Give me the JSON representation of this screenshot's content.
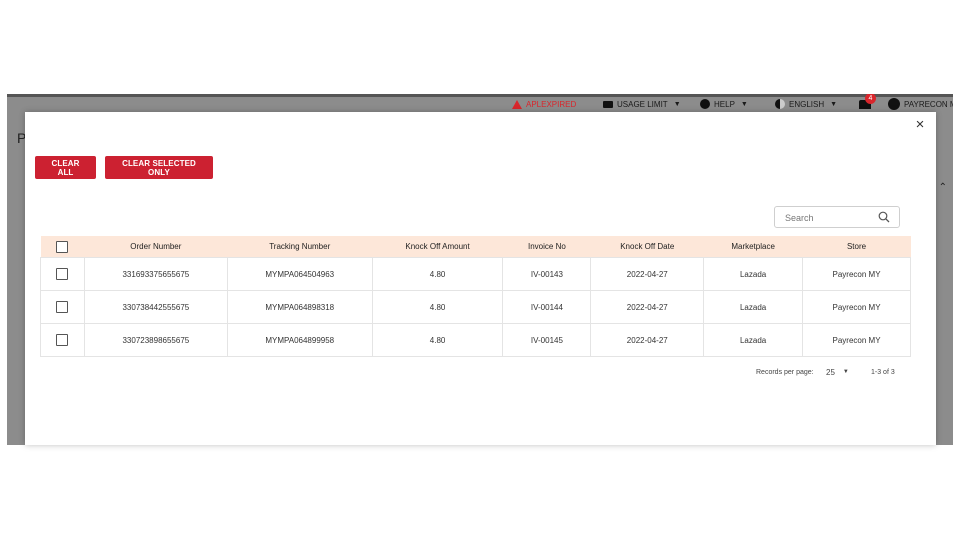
{
  "background": {
    "page_letter": "P",
    "header": {
      "alert_label": "APLEXPIRED",
      "usage_label": "USAGE LIMIT",
      "help_label": "HELP",
      "language_label": "ENGLISH",
      "notification_count": "4",
      "user_label": "PAYRECON M"
    }
  },
  "modal": {
    "close_symbol": "×",
    "buttons": {
      "clear_all": "CLEAR ALL",
      "clear_selected": "CLEAR SELECTED ONLY"
    },
    "search": {
      "placeholder": "Search",
      "value": ""
    },
    "table": {
      "columns": [
        "Order Number",
        "Tracking Number",
        "Knock Off Amount",
        "Invoice No",
        "Knock Off Date",
        "Marketplace",
        "Store"
      ],
      "rows": [
        [
          "331693375655675",
          "MYMPA064504963",
          "4.80",
          "IV-00143",
          "2022-04-27",
          "Lazada",
          "Payrecon MY"
        ],
        [
          "330738442555675",
          "MYMPA064898318",
          "4.80",
          "IV-00144",
          "2022-04-27",
          "Lazada",
          "Payrecon MY"
        ],
        [
          "330723898655675",
          "MYMPA064899958",
          "4.80",
          "IV-00145",
          "2022-04-27",
          "Lazada",
          "Payrecon MY"
        ]
      ]
    },
    "pagination": {
      "records_per_page_label": "Records per page:",
      "per_page": "25",
      "range": "1-3 of 3"
    }
  },
  "colors": {
    "primary_button": "#cc2131",
    "table_header": "#fde7d9",
    "alert": "#d9262c"
  }
}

------

| DIRECTIONS FOR THIS TASK |
Print all of the entries word for word. Omit the pictures they contain.

| SOLUTION TO THIS TASK |
Give me the JSON representation of this screenshot's content.
{
  "background": {
    "page_letter": "P",
    "header": {
      "alert_label": "APLEXPIRED",
      "usage_label": "USAGE LIMIT",
      "help_label": "HELP",
      "language_label": "ENGLISH",
      "notification_count": "4",
      "user_label": "PAYRECON M"
    }
  },
  "modal": {
    "close_symbol": "×",
    "buttons": {
      "clear_all": "CLEAR ALL",
      "clear_selected": "CLEAR SELECTED ONLY"
    },
    "search": {
      "placeholder": "Search",
      "value": ""
    },
    "table": {
      "columns": [
        "Order Number",
        "Tracking Number",
        "Knock Off Amount",
        "Invoice No",
        "Knock Off Date",
        "Marketplace",
        "Store"
      ],
      "rows": [
        [
          "331693375655675",
          "MYMPA064504963",
          "4.80",
          "IV-00143",
          "2022-04-27",
          "Lazada",
          "Payrecon MY"
        ],
        [
          "330738442555675",
          "MYMPA064898318",
          "4.80",
          "IV-00144",
          "2022-04-27",
          "Lazada",
          "Payrecon MY"
        ],
        [
          "330723898655675",
          "MYMPA064899958",
          "4.80",
          "IV-00145",
          "2022-04-27",
          "Lazada",
          "Payrecon MY"
        ]
      ]
    },
    "pagination": {
      "records_per_page_label": "Records per page:",
      "per_page": "25",
      "range": "1-3 of 3"
    }
  },
  "colors": {
    "primary_button": "#cc2131",
    "table_header": "#fde7d9",
    "alert": "#d9262c"
  }
}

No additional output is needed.